Excerpts from a figure dataset

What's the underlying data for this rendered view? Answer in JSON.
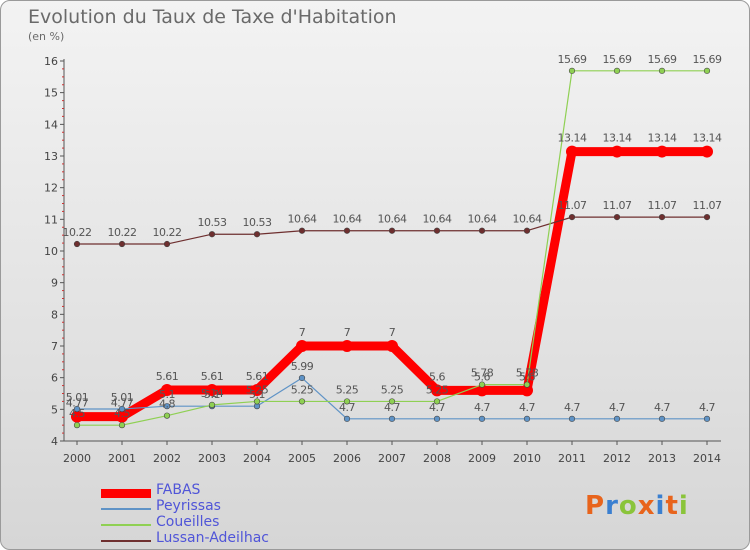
{
  "chart_data": {
    "type": "line",
    "title": "Evolution du Taux de Taxe d'Habitation",
    "subtitle": "(en %)",
    "categories": [
      "2000",
      "2001",
      "2002",
      "2003",
      "2004",
      "2005",
      "2006",
      "2007",
      "2008",
      "2009",
      "2010",
      "2011",
      "2012",
      "2013",
      "2014"
    ],
    "ylim": [
      4,
      16
    ],
    "yticks": [
      4,
      5,
      6,
      7,
      8,
      9,
      10,
      11,
      12,
      13,
      14,
      15,
      16
    ],
    "grid": false,
    "legend_position": "bottom-left",
    "series": [
      {
        "name": "FABAS",
        "color": "#ff0000",
        "values": [
          4.77,
          4.77,
          5.61,
          5.61,
          5.61,
          7,
          7,
          7,
          5.6,
          5.6,
          5.6,
          13.14,
          13.14,
          13.14,
          13.14
        ],
        "labels": [
          "4.77",
          "4.77",
          "5.61",
          "5.61",
          "5.61",
          "7",
          "7",
          "7",
          "5.6",
          "5.6",
          "5.6",
          "13.14",
          "13.14",
          "13.14",
          "13.14"
        ]
      },
      {
        "name": "Peyrissas",
        "color": "#5f93c6",
        "values": [
          5.01,
          5.01,
          5.1,
          5.1,
          5.1,
          5.99,
          4.7,
          4.7,
          4.7,
          4.7,
          4.7,
          4.7,
          4.7,
          4.7,
          4.7
        ],
        "labels": [
          "5.01",
          "5.01",
          "5.1",
          "5.1",
          "5.1",
          "5.99",
          "4.7",
          "4.7",
          "4.7",
          "4.7",
          "4.7",
          "4.7",
          "4.7",
          "4.7",
          "4.7"
        ]
      },
      {
        "name": "Coueilles",
        "color": "#8fd053",
        "values": [
          4.5,
          4.5,
          4.8,
          5.14,
          5.25,
          5.25,
          5.25,
          5.25,
          5.25,
          5.78,
          5.78,
          15.69,
          15.69,
          15.69,
          15.69
        ],
        "labels": [
          "4.5",
          "4.5",
          "4.8",
          "5.14",
          "5.25",
          "5.25",
          "5.25",
          "5.25",
          "5.25",
          "5.78",
          "5.78",
          "15.69",
          "15.69",
          "15.69",
          "15.69"
        ]
      },
      {
        "name": "Lussan-Adeilhac",
        "color": "#6e2f2f",
        "values": [
          10.22,
          10.22,
          10.22,
          10.53,
          10.53,
          10.64,
          10.64,
          10.64,
          10.64,
          10.64,
          10.64,
          11.07,
          11.07,
          11.07,
          11.07
        ],
        "labels": [
          "10.22",
          "10.22",
          "10.22",
          "10.53",
          "10.53",
          "10.64",
          "10.64",
          "10.64",
          "10.64",
          "10.64",
          "10.64",
          "11.07",
          "11.07",
          "11.07",
          "11.07"
        ]
      }
    ]
  },
  "brand": {
    "text": "Proxiti",
    "letter_colors": [
      "#e8641c",
      "#3a7fd0",
      "#8ac43a",
      "#e8641c",
      "#3a7fd0",
      "#e8641c",
      "#8ac43a"
    ]
  }
}
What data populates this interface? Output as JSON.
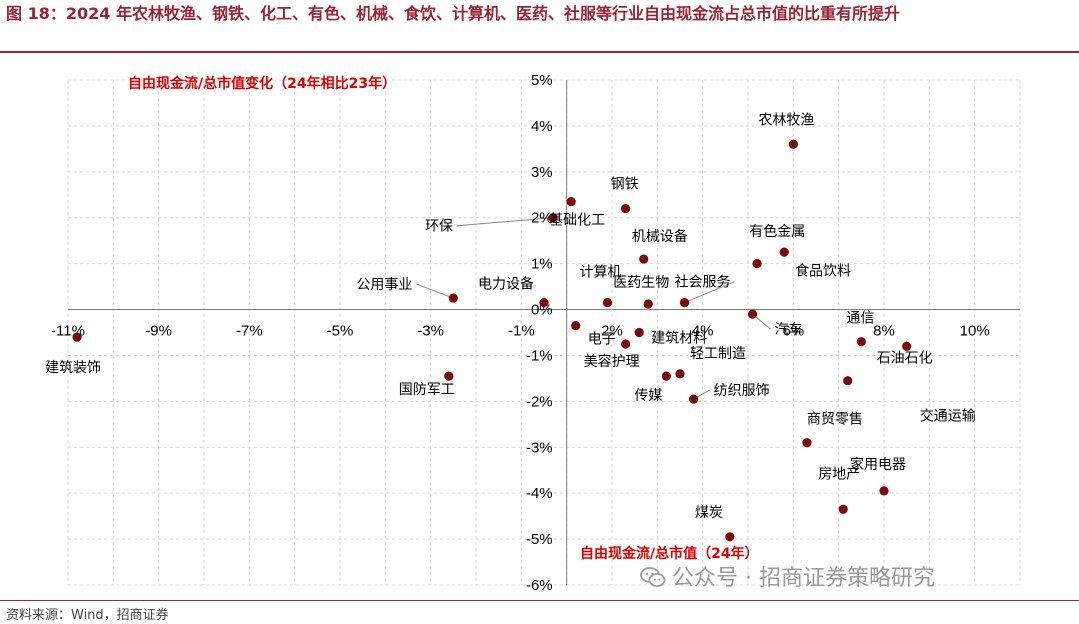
{
  "title": "图 18：2024 年农林牧渔、钢铁、化工、有色、机械、食饮、计算机、医药、社服等行业自由现金流占总市值的比重有所提升",
  "source": "资料来源：Wind，招商证券",
  "watermark": "公众号 · 招商证券策略研究",
  "chart_data": {
    "type": "scatter",
    "ylabel": "自由现金流/总市值变化（24年相比23年）",
    "xlabel": "自由现金流/总市值（24年）",
    "xlim": [
      -11,
      10
    ],
    "ylim": [
      -6,
      5
    ],
    "x_ticks": [
      "-11%",
      "-9%",
      "-7%",
      "-5%",
      "-3%",
      "-1%",
      "2%",
      "4%",
      "6%",
      "8%",
      "10%"
    ],
    "y_ticks": [
      "5%",
      "4%",
      "3%",
      "2%",
      "1%",
      "0%",
      "-1%",
      "-1%",
      "-2%",
      "-3%",
      "-4%",
      "-5%",
      "-6%"
    ],
    "point_color": "#7b0a0a",
    "points": [
      {
        "name": "农林牧渔",
        "x": 5.0,
        "y": 3.6
      },
      {
        "name": "钢铁",
        "x": 1.3,
        "y": 2.2
      },
      {
        "name": "基础化工",
        "x": 0.1,
        "y": 2.35
      },
      {
        "name": "环保",
        "x": -0.3,
        "y": 2.0
      },
      {
        "name": "机械设备",
        "x": 1.7,
        "y": 1.1
      },
      {
        "name": "有色金属",
        "x": 4.8,
        "y": 1.25
      },
      {
        "name": "食品饮料",
        "x": 4.2,
        "y": 1.0
      },
      {
        "name": "计算机",
        "x": 0.9,
        "y": 0.15
      },
      {
        "name": "医药生物",
        "x": 1.8,
        "y": 0.12
      },
      {
        "name": "社会服务",
        "x": 2.6,
        "y": 0.15
      },
      {
        "name": "电力设备",
        "x": -0.5,
        "y": 0.15
      },
      {
        "name": "公用事业",
        "x": -2.5,
        "y": 0.25
      },
      {
        "name": "建筑材料",
        "x": 1.6,
        "y": -0.5
      },
      {
        "name": "汽车",
        "x": 4.1,
        "y": -0.1
      },
      {
        "name": "通信",
        "x": 6.5,
        "y": -0.7
      },
      {
        "name": "电子",
        "x": 0.2,
        "y": -0.35
      },
      {
        "name": "美容护理",
        "x": 1.3,
        "y": -0.75
      },
      {
        "name": "石油石化",
        "x": 7.5,
        "y": -0.8
      },
      {
        "name": "轻工制造",
        "x": 2.5,
        "y": -1.4
      },
      {
        "name": "传媒",
        "x": 2.2,
        "y": -1.45
      },
      {
        "name": "交通运输",
        "x": 6.2,
        "y": -1.55
      },
      {
        "name": "建筑装饰",
        "x": -10.8,
        "y": -0.6
      },
      {
        "name": "国防军工",
        "x": -2.6,
        "y": -1.45
      },
      {
        "name": "纺织服饰",
        "x": 2.8,
        "y": -1.95
      },
      {
        "name": "商贸零售",
        "x": 5.3,
        "y": -2.9
      },
      {
        "name": "家用电器",
        "x": 7.0,
        "y": -3.95
      },
      {
        "name": "房地产",
        "x": 6.1,
        "y": -4.35
      },
      {
        "name": "煤炭",
        "x": 3.6,
        "y": -4.95
      }
    ]
  }
}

[DIRECTIONS]: Reproduce the listing above exactly, excluding all pictures.

[EXERCISE SOLUTION]:
What's the underlying data for this rendered view? Answer in JSON.
{
  "chart_data": {
    "type": "line",
    "title": "Evolution du Taux de Taxe d'Habitation",
    "subtitle": "(en %)",
    "categories": [
      "2000",
      "2001",
      "2002",
      "2003",
      "2004",
      "2005",
      "2006",
      "2007",
      "2008",
      "2009",
      "2010",
      "2011",
      "2012",
      "2013",
      "2014"
    ],
    "ylim": [
      4,
      16
    ],
    "yticks": [
      4,
      5,
      6,
      7,
      8,
      9,
      10,
      11,
      12,
      13,
      14,
      15,
      16
    ],
    "grid": false,
    "legend_position": "bottom-left",
    "series": [
      {
        "name": "FABAS",
        "color": "#ff0000",
        "values": [
          4.77,
          4.77,
          5.61,
          5.61,
          5.61,
          7,
          7,
          7,
          5.6,
          5.6,
          5.6,
          13.14,
          13.14,
          13.14,
          13.14
        ],
        "labels": [
          "4.77",
          "4.77",
          "5.61",
          "5.61",
          "5.61",
          "7",
          "7",
          "7",
          "5.6",
          "5.6",
          "5.6",
          "13.14",
          "13.14",
          "13.14",
          "13.14"
        ]
      },
      {
        "name": "Peyrissas",
        "color": "#5f93c6",
        "values": [
          5.01,
          5.01,
          5.1,
          5.1,
          5.1,
          5.99,
          4.7,
          4.7,
          4.7,
          4.7,
          4.7,
          4.7,
          4.7,
          4.7,
          4.7
        ],
        "labels": [
          "5.01",
          "5.01",
          "5.1",
          "5.1",
          "5.1",
          "5.99",
          "4.7",
          "4.7",
          "4.7",
          "4.7",
          "4.7",
          "4.7",
          "4.7",
          "4.7",
          "4.7"
        ]
      },
      {
        "name": "Coueilles",
        "color": "#8fd053",
        "values": [
          4.5,
          4.5,
          4.8,
          5.14,
          5.25,
          5.25,
          5.25,
          5.25,
          5.25,
          5.78,
          5.78,
          15.69,
          15.69,
          15.69,
          15.69
        ],
        "labels": [
          "4.5",
          "4.5",
          "4.8",
          "5.14",
          "5.25",
          "5.25",
          "5.25",
          "5.25",
          "5.25",
          "5.78",
          "5.78",
          "15.69",
          "15.69",
          "15.69",
          "15.69"
        ]
      },
      {
        "name": "Lussan-Adeilhac",
        "color": "#6e2f2f",
        "values": [
          10.22,
          10.22,
          10.22,
          10.53,
          10.53,
          10.64,
          10.64,
          10.64,
          10.64,
          10.64,
          10.64,
          11.07,
          11.07,
          11.07,
          11.07
        ],
        "labels": [
          "10.22",
          "10.22",
          "10.22",
          "10.53",
          "10.53",
          "10.64",
          "10.64",
          "10.64",
          "10.64",
          "10.64",
          "10.64",
          "11.07",
          "11.07",
          "11.07",
          "11.07"
        ]
      }
    ]
  },
  "brand": {
    "text": "Proxiti",
    "letter_colors": [
      "#e8641c",
      "#3a7fd0",
      "#8ac43a",
      "#e8641c",
      "#3a7fd0",
      "#e8641c",
      "#8ac43a"
    ]
  }
}
What data populates this interface? Output as JSON.
{
  "title": "图 18：2024 年农林牧渔、钢铁、化工、有色、机械、食饮、计算机、医药、社服等行业自由现金流占总市值的比重有所提升",
  "source": "资料来源：Wind，招商证券",
  "watermark": "公众号 · 招商证券策略研究",
  "chart_data": {
    "type": "scatter",
    "ylabel": "自由现金流/总市值变化（24年相比23年）",
    "xlabel": "自由现金流/总市值（24年）",
    "xlim": [
      -11,
      10
    ],
    "ylim": [
      -6,
      5
    ],
    "x_ticks": [
      "-11%",
      "-9%",
      "-7%",
      "-5%",
      "-3%",
      "-1%",
      "2%",
      "4%",
      "6%",
      "8%",
      "10%"
    ],
    "y_ticks": [
      "5%",
      "4%",
      "3%",
      "2%",
      "1%",
      "0%",
      "-1%",
      "-1%",
      "-2%",
      "-3%",
      "-4%",
      "-5%",
      "-6%"
    ],
    "point_color": "#7b0a0a",
    "points": [
      {
        "name": "农林牧渔",
        "x": 5.0,
        "y": 3.6
      },
      {
        "name": "钢铁",
        "x": 1.3,
        "y": 2.2
      },
      {
        "name": "基础化工",
        "x": 0.1,
        "y": 2.35
      },
      {
        "name": "环保",
        "x": -0.3,
        "y": 2.0
      },
      {
        "name": "机械设备",
        "x": 1.7,
        "y": 1.1
      },
      {
        "name": "有色金属",
        "x": 4.8,
        "y": 1.25
      },
      {
        "name": "食品饮料",
        "x": 4.2,
        "y": 1.0
      },
      {
        "name": "计算机",
        "x": 0.9,
        "y": 0.15
      },
      {
        "name": "医药生物",
        "x": 1.8,
        "y": 0.12
      },
      {
        "name": "社会服务",
        "x": 2.6,
        "y": 0.15
      },
      {
        "name": "电力设备",
        "x": -0.5,
        "y": 0.15
      },
      {
        "name": "公用事业",
        "x": -2.5,
        "y": 0.25
      },
      {
        "name": "建筑材料",
        "x": 1.6,
        "y": -0.5
      },
      {
        "name": "汽车",
        "x": 4.1,
        "y": -0.1
      },
      {
        "name": "通信",
        "x": 6.5,
        "y": -0.7
      },
      {
        "name": "电子",
        "x": 0.2,
        "y": -0.35
      },
      {
        "name": "美容护理",
        "x": 1.3,
        "y": -0.75
      },
      {
        "name": "石油石化",
        "x": 7.5,
        "y": -0.8
      },
      {
        "name": "轻工制造",
        "x": 2.5,
        "y": -1.4
      },
      {
        "name": "传媒",
        "x": 2.2,
        "y": -1.45
      },
      {
        "name": "交通运输",
        "x": 6.2,
        "y": -1.55
      },
      {
        "name": "建筑装饰",
        "x": -10.8,
        "y": -0.6
      },
      {
        "name": "国防军工",
        "x": -2.6,
        "y": -1.45
      },
      {
        "name": "纺织服饰",
        "x": 2.8,
        "y": -1.95
      },
      {
        "name": "商贸零售",
        "x": 5.3,
        "y": -2.9
      },
      {
        "name": "家用电器",
        "x": 7.0,
        "y": -3.95
      },
      {
        "name": "房地产",
        "x": 6.1,
        "y": -4.35
      },
      {
        "name": "煤炭",
        "x": 3.6,
        "y": -4.95
      }
    ]
  }
}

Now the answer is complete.